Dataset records
^^^^^^^^^^^^^^^^
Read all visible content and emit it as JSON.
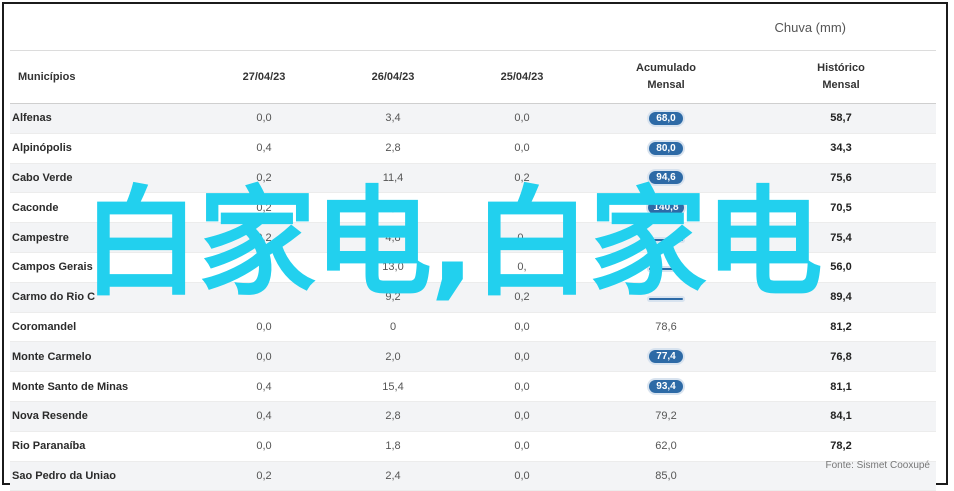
{
  "header": {
    "chuva_label": "Chuva (mm)"
  },
  "columns": [
    "Municípios",
    "27/04/23",
    "26/04/23",
    "25/04/23",
    "Acumulado Mensal",
    "Histórico Mensal"
  ],
  "rows": [
    {
      "name": "Alfenas",
      "d1": "0,0",
      "d2": "3,4",
      "d3": "0,0",
      "acum": "68,0",
      "hist": "58,7",
      "acum_pill": true
    },
    {
      "name": "Alpinópolis",
      "d1": "0,4",
      "d2": "2,8",
      "d3": "0,0",
      "acum": "80,0",
      "hist": "34,3",
      "acum_pill": true
    },
    {
      "name": "Cabo Verde",
      "d1": "0,2",
      "d2": "11,4",
      "d3": "0,2",
      "acum": "94,6",
      "hist": "75,6",
      "acum_pill": true
    },
    {
      "name": "Caconde",
      "d1": "0,2",
      "d2": "7,6",
      "d3": "0,0",
      "acum": "140,8",
      "hist": "70,5",
      "acum_pill": true
    },
    {
      "name": "Campestre",
      "d1": "0,2",
      "d2": "4,8",
      "d3": "0,",
      "acum": "",
      "hist": "75,4",
      "acum_pill": true
    },
    {
      "name": "Campos Gerais",
      "d1": "",
      "d2": "13,0",
      "d3": "0,",
      "acum": "",
      "hist": "56,0",
      "acum_pill": true
    },
    {
      "name": "Carmo do Rio C",
      "d1": "",
      "d2": "9,2",
      "d3": "0,2",
      "acum": "",
      "hist": "89,4",
      "acum_pill": true
    },
    {
      "name": "Coromandel",
      "d1": "0,0",
      "d2": "0",
      "d3": "0,0",
      "acum": "78,6",
      "hist": "81,2",
      "acum_pill": false
    },
    {
      "name": "Monte Carmelo",
      "d1": "0,0",
      "d2": "2,0",
      "d3": "0,0",
      "acum": "77,4",
      "hist": "76,8",
      "acum_pill": true
    },
    {
      "name": "Monte Santo de Minas",
      "d1": "0,4",
      "d2": "15,4",
      "d3": "0,0",
      "acum": "93,4",
      "hist": "81,1",
      "acum_pill": true
    },
    {
      "name": "Nova Resende",
      "d1": "0,4",
      "d2": "2,8",
      "d3": "0,0",
      "acum": "79,2",
      "hist": "84,1",
      "acum_pill": false
    },
    {
      "name": "Rio Paranaíba",
      "d1": "0,0",
      "d2": "1,8",
      "d3": "0,0",
      "acum": "62,0",
      "hist": "78,2",
      "acum_pill": false
    },
    {
      "name": "Sao Pedro da Uniao",
      "d1": "0,2",
      "d2": "2,4",
      "d3": "0,0",
      "acum": "85,0",
      "hist": "",
      "acum_pill": false
    }
  ],
  "footer": {
    "source": "Fonte: Sismet Cooxupé"
  },
  "overlay": {
    "watermark": "白家电,白家电"
  },
  "colors": {
    "pill": "#2d6aa6",
    "watermark": "#22d0ee"
  }
}
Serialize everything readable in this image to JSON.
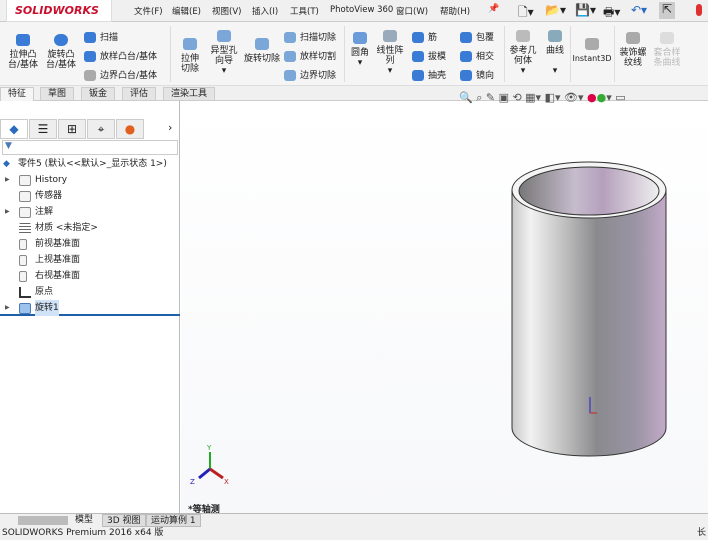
{
  "app": {
    "logo": "SOLIDWORKS"
  },
  "menu": [
    "文件(F)",
    "编辑(E)",
    "视图(V)",
    "插入(I)",
    "工具(T)",
    "PhotoView 360",
    "窗口(W)",
    "帮助(H)"
  ],
  "toolbar": {
    "extrude_boss": "拉伸凸台/基体",
    "revolve_boss": "旋转凸台/基体",
    "sweep": "扫描",
    "loft_boss": "放样凸台/基体",
    "boundary_boss": "边界凸台/基体",
    "extrude_cut": "拉伸切除",
    "hole_wizard": "异型孔向导",
    "revolve_cut": "旋转切除",
    "sweep_cut": "扫描切除",
    "loft_cut": "放样切割",
    "boundary_cut": "边界切除",
    "fillet": "圆角",
    "linear_pattern": "线性阵列",
    "rib": "筋",
    "draft": "拔模",
    "shell": "抽壳",
    "wrap": "包覆",
    "intersect": "相交",
    "mirror": "镜向",
    "ref_geometry": "参考几何体",
    "curves": "曲线",
    "instant3d": "Instant3D",
    "cosmetic_thread": "装饰螺纹线",
    "spline": "套合样条曲线"
  },
  "tabs": [
    "特征",
    "草图",
    "钣金",
    "评估",
    "渲染工具"
  ],
  "tree": {
    "root": "零件5 (默认<<默认>_显示状态 1>)",
    "items": [
      "History",
      "传感器",
      "注解",
      "材质 <未指定>",
      "前视基准面",
      "上视基准面",
      "右视基准面",
      "原点",
      "旋转1"
    ]
  },
  "viewport": {
    "view_label": "*等轴测",
    "triad": {
      "x": "X",
      "y": "Y",
      "z": "Z"
    }
  },
  "bottom_tabs": [
    "模型",
    "3D 视图",
    "运动算例 1"
  ],
  "status": {
    "text": "SOLIDWORKS Premium 2016 x64 版",
    "right": "长"
  },
  "colors": {
    "brand": "#c8102e",
    "selection": "#1f5fa8"
  }
}
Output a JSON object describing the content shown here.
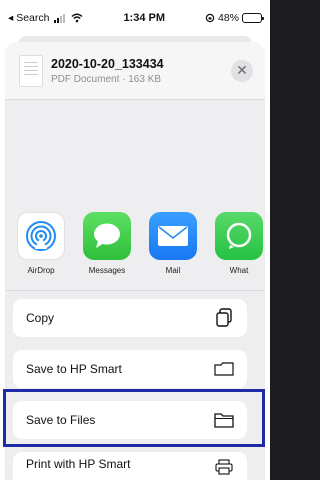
{
  "status_bar": {
    "back_label": "◂ Search",
    "time": "1:34 PM",
    "battery_percent": "48%",
    "battery_level": 0.48
  },
  "document": {
    "title": "2020-10-20_133434",
    "subtitle": "PDF Document · 163 KB"
  },
  "apps": [
    {
      "label": "AirDrop",
      "icon": "airdrop-icon"
    },
    {
      "label": "Messages",
      "icon": "messages-icon"
    },
    {
      "label": "Mail",
      "icon": "mail-icon"
    },
    {
      "label": "What",
      "icon": "whatsapp-icon"
    }
  ],
  "actions": [
    {
      "label": "Copy",
      "icon": "copy-icon"
    },
    {
      "label": "Save to HP Smart",
      "icon": "folder-icon"
    },
    {
      "label": "Save to Files",
      "icon": "folder-icon"
    },
    {
      "label": "Print with HP Smart",
      "icon": "printer-icon"
    }
  ],
  "colors": {
    "highlight_border": "#1f2aa6",
    "sheet_background": "#eeeef0"
  }
}
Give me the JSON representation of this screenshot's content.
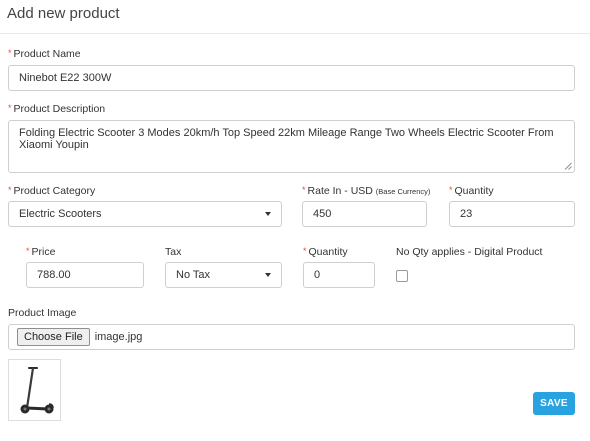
{
  "page": {
    "title": "Add new product"
  },
  "product_name": {
    "label": "Product Name",
    "value": "Ninebot E22 300W"
  },
  "product_description": {
    "label": "Product Description",
    "value": "Folding Electric Scooter 3 Modes 20km/h Top Speed 22km Mileage Range Two Wheels Electric Scooter From Xiaomi Youpin"
  },
  "product_category": {
    "label": "Product Category",
    "value": "Electric Scooters"
  },
  "rate": {
    "label": "Rate In - USD",
    "sublabel": "(Base Currency)",
    "value": "450"
  },
  "quantity_top": {
    "label": "Quantity",
    "value": "23"
  },
  "price": {
    "label": "Price",
    "value": "788.00"
  },
  "tax": {
    "label": "Tax",
    "value": "No Tax"
  },
  "quantity_bottom": {
    "label": "Quantity",
    "value": "0"
  },
  "digital_product": {
    "label": "No Qty applies - Digital Product",
    "checked": false
  },
  "product_image": {
    "label": "Product Image",
    "button": "Choose File",
    "filename": "image.jpg",
    "thumbnail_icon": "scooter-image"
  },
  "actions": {
    "save": "SAVE"
  },
  "colors": {
    "required": "#e74c3c",
    "accent": "#29a3e0",
    "border": "#cfcfcf"
  }
}
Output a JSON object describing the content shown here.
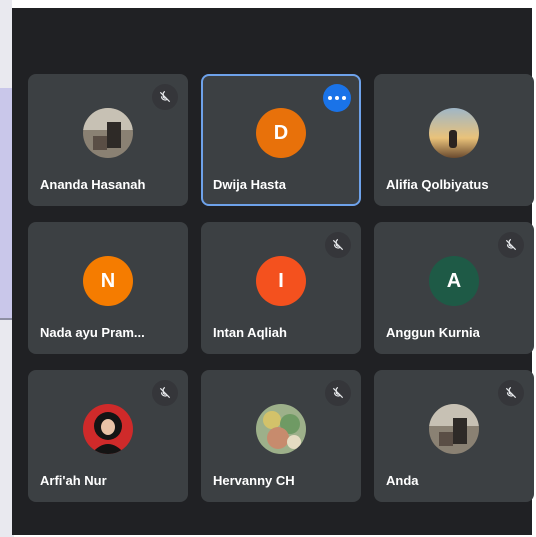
{
  "colors": {
    "stage": "#202124",
    "tile": "#3c4043",
    "active_border": "#6ea2ea",
    "more_button": "#1a73e8"
  },
  "participants": [
    {
      "name": "Ananda Hasanah",
      "avatar": "photo",
      "muted": true
    },
    {
      "name": "Dwija Hasta",
      "avatar": "initial",
      "initial": "D",
      "avatar_color": "#e8710a",
      "active": true,
      "more_options": true
    },
    {
      "name": "Alifia Qolbiyatus",
      "avatar": "photo",
      "muted": false
    },
    {
      "name": "Nada ayu Pram...",
      "avatar": "initial",
      "initial": "N",
      "avatar_color": "#f57c00",
      "muted": false
    },
    {
      "name": "Intan Aqliah",
      "avatar": "initial",
      "initial": "I",
      "avatar_color": "#f4511e",
      "muted": true
    },
    {
      "name": "Anggun Kurnia",
      "avatar": "initial",
      "initial": "A",
      "avatar_color": "#1e5a46",
      "muted": true
    },
    {
      "name": "Arfi'ah Nur",
      "avatar": "photo",
      "muted": true
    },
    {
      "name": "Hervanny CH",
      "avatar": "photo",
      "muted": true
    },
    {
      "name": "Anda",
      "avatar": "photo",
      "muted": true
    }
  ]
}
^^^^^^^^^^^^^^^^
■ Set task
Return every line from the records above that holds the word "JSON".

■ Solution for this exercise
Read all visible content and emit it as JSON.
Serialize everything readable in this image to JSON.
Output a JSON object describing the content shown here.
Give me the JSON representation of this screenshot's content.
Output a JSON object describing the content shown here.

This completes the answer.